What to work on. Repeat what the lines below say, word for word, and skip every image.

Saved entries:
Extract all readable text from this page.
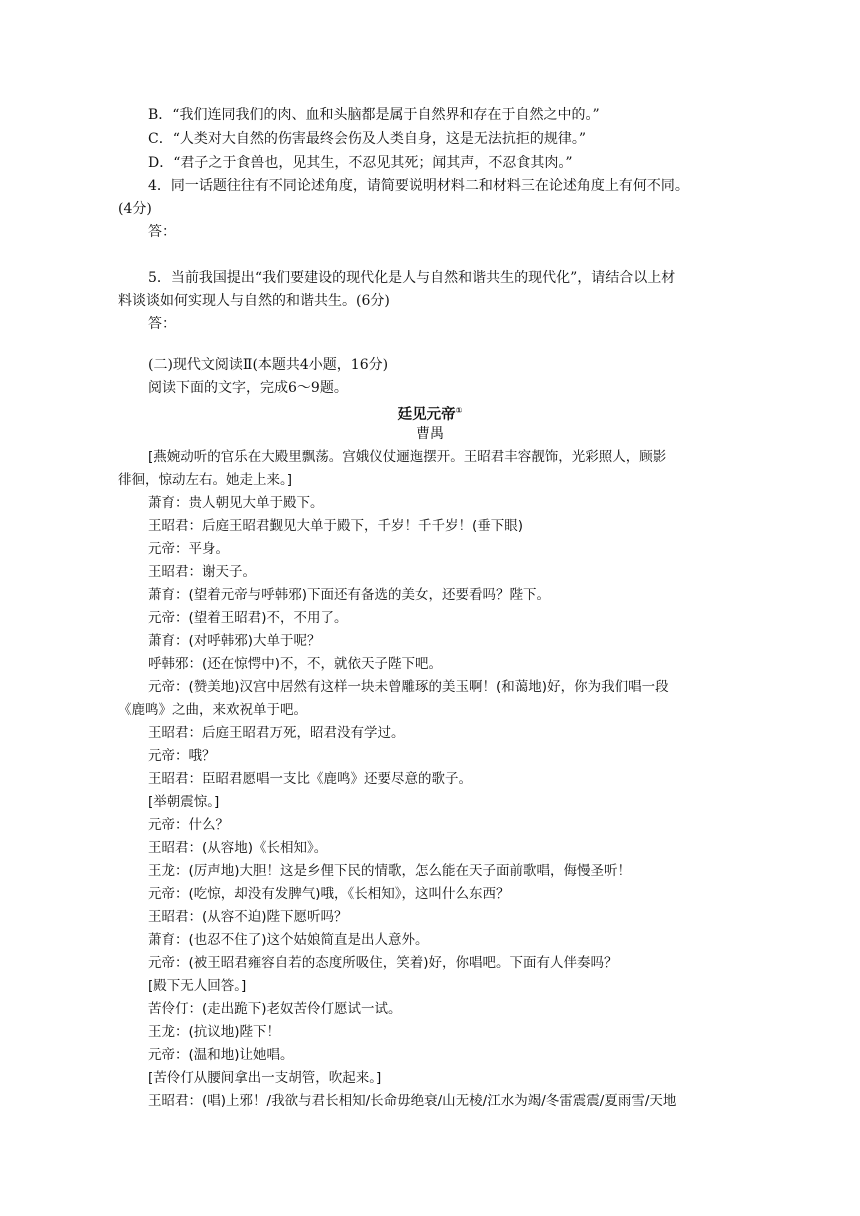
B．“我们连同我们的肉、血和头脑都是属于自然界和存在于自然之中的。”
C．“人类对大自然的伤害最终会伤及人类自身，这是无法抗拒的规律。”
D．“君子之于食兽也，见其生，不忍见其死；闻其声，不忍食其肉。”
4．同一话题往往有不同论述角度，请简要说明材料二和材料三在论述角度上有何不同。
(4分)
答：
5．当前我国提出“我们要建设的现代化是人与自然和谐共生的现代化”，请结合以上材
料谈谈如何实现人与自然的和谐共生。(6分)
答：
(二)现代文阅读Ⅱ(本题共4小题，16分)
阅读下面的文字，完成6～9题。
廷见元帝①
曹禺
[燕婉动听的官乐在大殿里飘荡。宫娥仪仗逦迤摆开。王昭君丰容靓饰，光彩照人，顾影
徘徊，惊动左右。她走上来。]
萧育：贵人朝见大单于殿下。
王昭君：后庭王昭君觐见大单于殿下，千岁！千千岁！(垂下眼)
元帝：平身。
王昭君：谢天子。
萧育：(望着元帝与呼韩邪)下面还有备选的美女，还要看吗？陛下。
元帝：(望着王昭君)不，不用了。
萧育：(对呼韩邪)大单于呢？
呼韩邪：(还在惊愕中)不，不，就依天子陛下吧。
元帝：(赞美地)汉宫中居然有这样一块未曾雕琢的美玉啊！(和蔼地)好，你为我们唱一段
《鹿鸣》之曲，来欢祝单于吧。
王昭君：后庭王昭君万死，昭君没有学过。
元帝：哦？
王昭君：臣昭君愿唱一支比《鹿鸣》还要尽意的歌子。
[举朝震惊。]
元帝：什么？
王昭君：(从容地)《长相知》。
王龙：(厉声地)大胆！这是乡俚下民的情歌，怎么能在天子面前歌唱，侮慢圣听！
元帝：(吃惊，却没有发脾气)哦，《长相知》，这叫什么东西？
王昭君：(从容不迫)陛下愿听吗？
萧育：(也忍不住了)这个姑娘简直是出人意外。
元帝：(被王昭君雍容自若的态度所吸住，笑着)好，你唱吧。下面有人伴奏吗？
[殿下无人回答。]
苦伶仃：(走出跪下)老奴苦伶仃愿试一试。
王龙：(抗议地)陛下！
元帝：(温和地)让她唱。
[苦伶仃从腰间拿出一支胡管，吹起来。]
王昭君：(唱)上邪！/我欲与君长相知/长命毋绝衰/山无棱/江水为竭/冬雷震震/夏雨雪/天地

Task answer.
Extract all readable text from this page.
B．“我们连同我们的肉、血和头脑都是属于自然界和存在于自然之中的。”
C．“人类对大自然的伤害最终会伤及人类自身，这是无法抗拒的规律。”
D．“君子之于食兽也，见其生，不忍见其死；闻其声，不忍食其肉。”
4．同一话题往往有不同论述角度，请简要说明材料二和材料三在论述角度上有何不同。
(4分)
答：
5．当前我国提出“我们要建设的现代化是人与自然和谐共生的现代化”，请结合以上材
料谈谈如何实现人与自然的和谐共生。(6分)
答：
(二)现代文阅读Ⅱ(本题共4小题，16分)
阅读下面的文字，完成6～9题。
廷见元帝①
曹禺
[燕婉动听的官乐在大殿里飘荡。宫娥仪仗逦迤摆开。王昭君丰容靓饰，光彩照人，顾影
徘徊，惊动左右。她走上来。]
萧育：贵人朝见大单于殿下。
王昭君：后庭王昭君觐见大单于殿下，千岁！千千岁！(垂下眼)
元帝：平身。
王昭君：谢天子。
萧育：(望着元帝与呼韩邪)下面还有备选的美女，还要看吗？陛下。
元帝：(望着王昭君)不，不用了。
萧育：(对呼韩邪)大单于呢？
呼韩邪：(还在惊愕中)不，不，就依天子陛下吧。
元帝：(赞美地)汉宫中居然有这样一块未曾雕琢的美玉啊！(和蔼地)好，你为我们唱一段
《鹿鸣》之曲，来欢祝单于吧。
王昭君：后庭王昭君万死，昭君没有学过。
元帝：哦？
王昭君：臣昭君愿唱一支比《鹿鸣》还要尽意的歌子。
[举朝震惊。]
元帝：什么？
王昭君：(从容地)《长相知》。
王龙：(厉声地)大胆！这是乡俚下民的情歌，怎么能在天子面前歌唱，侮慢圣听！
元帝：(吃惊，却没有发脾气)哦，《长相知》，这叫什么东西？
王昭君：(从容不迫)陛下愿听吗？
萧育：(也忍不住了)这个姑娘简直是出人意外。
元帝：(被王昭君雍容自若的态度所吸住，笑着)好，你唱吧。下面有人伴奏吗？
[殿下无人回答。]
苦伶仃：(走出跪下)老奴苦伶仃愿试一试。
王龙：(抗议地)陛下！
元帝：(温和地)让她唱。
[苦伶仃从腰间拿出一支胡管，吹起来。]
王昭君：(唱)上邪！/我欲与君长相知/长命毋绝衰/山无棱/江水为竭/冬雷震震/夏雨雪/天地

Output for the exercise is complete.